▸ Supplied material:

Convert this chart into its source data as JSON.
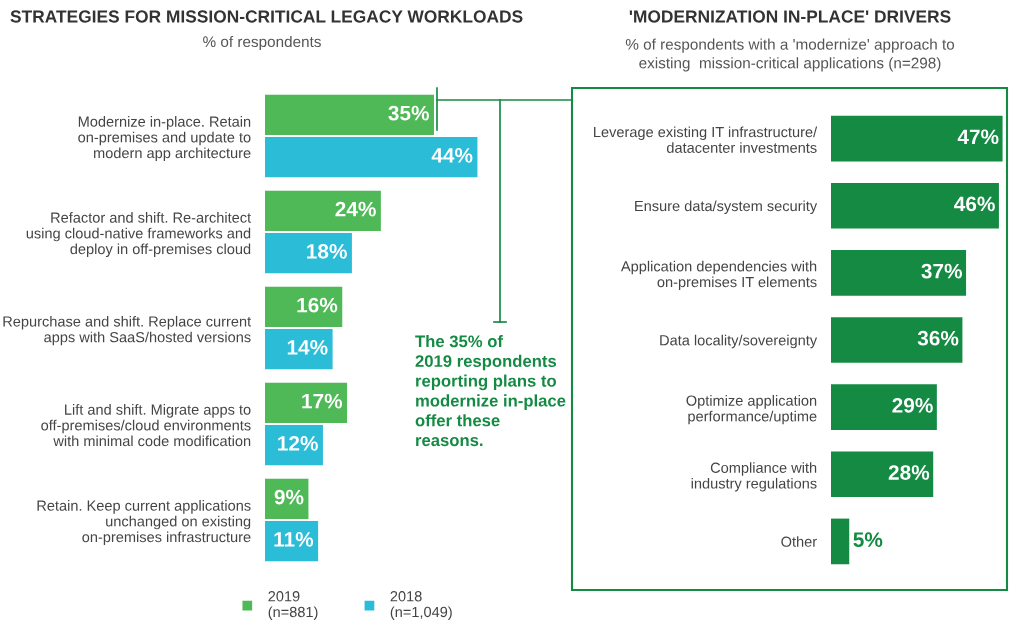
{
  "chart_data": [
    {
      "type": "bar",
      "orientation": "horizontal",
      "title": "STRATEGIES FOR MISSION-CRITICAL LEGACY WORKLOADS",
      "subtitle": "% of respondents",
      "categories": [
        "Modernize in-place. Retain\non-premises and update to\nmodern app architecture",
        "Refactor and shift. Re-architect\nusing cloud-native frameworks and\ndeploy in off-premises cloud",
        "Repurchase and shift. Replace current\napps with SaaS/hosted versions",
        "Lift and shift. Migrate apps to\noff-premises/cloud environments\nwith minimal code modification",
        "Retain. Keep current applications\nunchanged on existing\non-premises infrastructure"
      ],
      "series": [
        {
          "name": "2019\n(n=881)",
          "color": "#4fb957",
          "values": [
            35,
            24,
            16,
            17,
            9
          ],
          "value_labels": [
            "35%",
            "24%",
            "16%",
            "17%",
            "9%"
          ]
        },
        {
          "name": "2018\n(n=1,049)",
          "color": "#2bbcd8",
          "values": [
            44,
            18,
            14,
            12,
            11
          ],
          "value_labels": [
            "44%",
            "18%",
            "14%",
            "12%",
            "11%"
          ]
        }
      ],
      "legend": "bottom",
      "tick_labels": "y",
      "grid": false,
      "annotations": [
        "The 35% of\n2019 respondents\nreporting plans to\nmodernize in-place\noffer these\nreasons."
      ]
    },
    {
      "type": "bar",
      "orientation": "horizontal",
      "title": "'MODERNIZATION IN-PLACE' DRIVERS",
      "subtitle": "% of respondents with a 'modernize' approach to\nexisting  mission-critical applications (n=298)",
      "categories": [
        "Leverage existing IT infrastructure/\ndatacenter investments",
        "Ensure data/system security",
        "Application dependencies with\non-premises IT elements",
        "Data locality/sovereignty",
        "Optimize application\nperformance/uptime",
        "Compliance with\nindustry regulations",
        "Other"
      ],
      "values": [
        47,
        46,
        37,
        36,
        29,
        28,
        5
      ],
      "value_labels": [
        "47%",
        "46%",
        "37%",
        "36%",
        "29%",
        "28%",
        "5%"
      ],
      "color": "#148a43",
      "tick_labels": "y",
      "grid": false
    }
  ]
}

▸ Problem statement:
Quote the preceding listing precisely and completely, omitting its images.

▸ Written answer:
Convert this chart into its source data as JSON.
{
  "chart_data": [
    {
      "type": "bar",
      "orientation": "horizontal",
      "title": "STRATEGIES FOR MISSION-CRITICAL LEGACY WORKLOADS",
      "subtitle": "% of respondents",
      "categories": [
        "Modernize in-place. Retain\non-premises and update to\nmodern app architecture",
        "Refactor and shift. Re-architect\nusing cloud-native frameworks and\ndeploy in off-premises cloud",
        "Repurchase and shift. Replace current\napps with SaaS/hosted versions",
        "Lift and shift. Migrate apps to\noff-premises/cloud environments\nwith minimal code modification",
        "Retain. Keep current applications\nunchanged on existing\non-premises infrastructure"
      ],
      "series": [
        {
          "name": "2019\n(n=881)",
          "color": "#4fb957",
          "values": [
            35,
            24,
            16,
            17,
            9
          ],
          "value_labels": [
            "35%",
            "24%",
            "16%",
            "17%",
            "9%"
          ]
        },
        {
          "name": "2018\n(n=1,049)",
          "color": "#2bbcd8",
          "values": [
            44,
            18,
            14,
            12,
            11
          ],
          "value_labels": [
            "44%",
            "18%",
            "14%",
            "12%",
            "11%"
          ]
        }
      ],
      "legend": "bottom",
      "tick_labels": "y",
      "grid": false,
      "annotations": [
        "The 35% of\n2019 respondents\nreporting plans to\nmodernize in-place\noffer these\nreasons."
      ]
    },
    {
      "type": "bar",
      "orientation": "horizontal",
      "title": "'MODERNIZATION IN-PLACE' DRIVERS",
      "subtitle": "% of respondents with a 'modernize' approach to\nexisting  mission-critical applications (n=298)",
      "categories": [
        "Leverage existing IT infrastructure/\ndatacenter investments",
        "Ensure data/system security",
        "Application dependencies with\non-premises IT elements",
        "Data locality/sovereignty",
        "Optimize application\nperformance/uptime",
        "Compliance with\nindustry regulations",
        "Other"
      ],
      "values": [
        47,
        46,
        37,
        36,
        29,
        28,
        5
      ],
      "value_labels": [
        "47%",
        "46%",
        "37%",
        "36%",
        "29%",
        "28%",
        "5%"
      ],
      "color": "#148a43",
      "tick_labels": "y",
      "grid": false
    }
  ]
}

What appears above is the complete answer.